Exercise objective |
Do not carry the pictures over; copy every other part of the entries exactly.

Records for processing |

▶

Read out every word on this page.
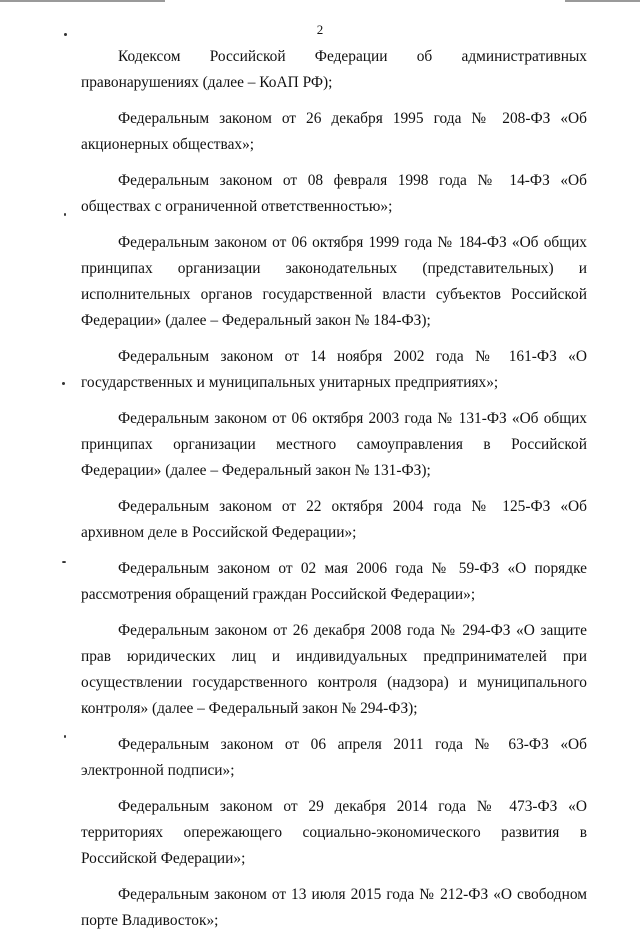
2

Кодексом Российской Федерации об административных правонарушениях (далее – КоАП РФ);

Федеральным законом от 26 декабря 1995 года № 208-ФЗ «Об акционерных обществах»;

Федеральным законом от 08 февраля 1998 года № 14-ФЗ «Об обществах с ограниченной ответственностью»;

Федеральным законом от 06 октября 1999 года № 184-ФЗ «Об общих принципах организации законодательных (представительных) и исполнительных органов государственной власти субъектов Российской Федерации» (далее – Федеральный закон № 184-ФЗ);

Федеральным законом от 14 ноября 2002 года № 161-ФЗ «О государственных и муниципальных унитарных предприятиях»;

Федеральным законом от 06 октября 2003 года № 131-ФЗ «Об общих принципах организации местного самоуправления в Российской Федерации» (далее – Федеральный закон № 131-ФЗ);

Федеральным законом от 22 октября 2004 года № 125-ФЗ «Об архивном деле в Российской Федерации»;

Федеральным законом от 02 мая 2006 года № 59-ФЗ «О порядке рассмотрения обращений граждан Российской Федерации»;

Федеральным законом от 26 декабря 2008 года № 294-ФЗ «О защите прав юридических лиц и индивидуальных предпринимателей при осуществлении государственного контроля (надзора) и муниципального контроля» (далее – Федеральный закон № 294-ФЗ);

Федеральным законом от 06 апреля 2011 года № 63-ФЗ «Об электронной подписи»;

Федеральным законом от 29 декабря 2014 года № 473-ФЗ «О территориях опережающего социально-экономического развития в Российской Федерации»;

Федеральным законом от 13 июля 2015 года № 212-ФЗ «О свободном порте Владивосток»;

◀

Complete answer |
Read out every word on this page.
2

Кодексом Российской Федерации об административных правонарушениях (далее – КоАП РФ);

Федеральным законом от 26 декабря 1995 года № 208-ФЗ «Об акционерных обществах»;

Федеральным законом от 08 февраля 1998 года № 14-ФЗ «Об обществах с ограниченной ответственностью»;

Федеральным законом от 06 октября 1999 года № 184-ФЗ «Об общих принципах организации законодательных (представительных) и исполнительных органов государственной власти субъектов Российской Федерации» (далее – Федеральный закон № 184-ФЗ);

Федеральным законом от 14 ноября 2002 года № 161-ФЗ «О государственных и муниципальных унитарных предприятиях»;

Федеральным законом от 06 октября 2003 года № 131-ФЗ «Об общих принципах организации местного самоуправления в Российской Федерации» (далее – Федеральный закон № 131-ФЗ);

Федеральным законом от 22 октября 2004 года № 125-ФЗ «Об архивном деле в Российской Федерации»;

Федеральным законом от 02 мая 2006 года № 59-ФЗ «О порядке рассмотрения обращений граждан Российской Федерации»;

Федеральным законом от 26 декабря 2008 года № 294-ФЗ «О защите прав юридических лиц и индивидуальных предпринимателей при осуществлении государственного контроля (надзора) и муниципального контроля» (далее – Федеральный закон № 294-ФЗ);

Федеральным законом от 06 апреля 2011 года № 63-ФЗ «Об электронной подписи»;

Федеральным законом от 29 декабря 2014 года № 473-ФЗ «О территориях опережающего социально-экономического развития в Российской Федерации»;

Федеральным законом от 13 июля 2015 года № 212-ФЗ «О свободном порте Владивосток»;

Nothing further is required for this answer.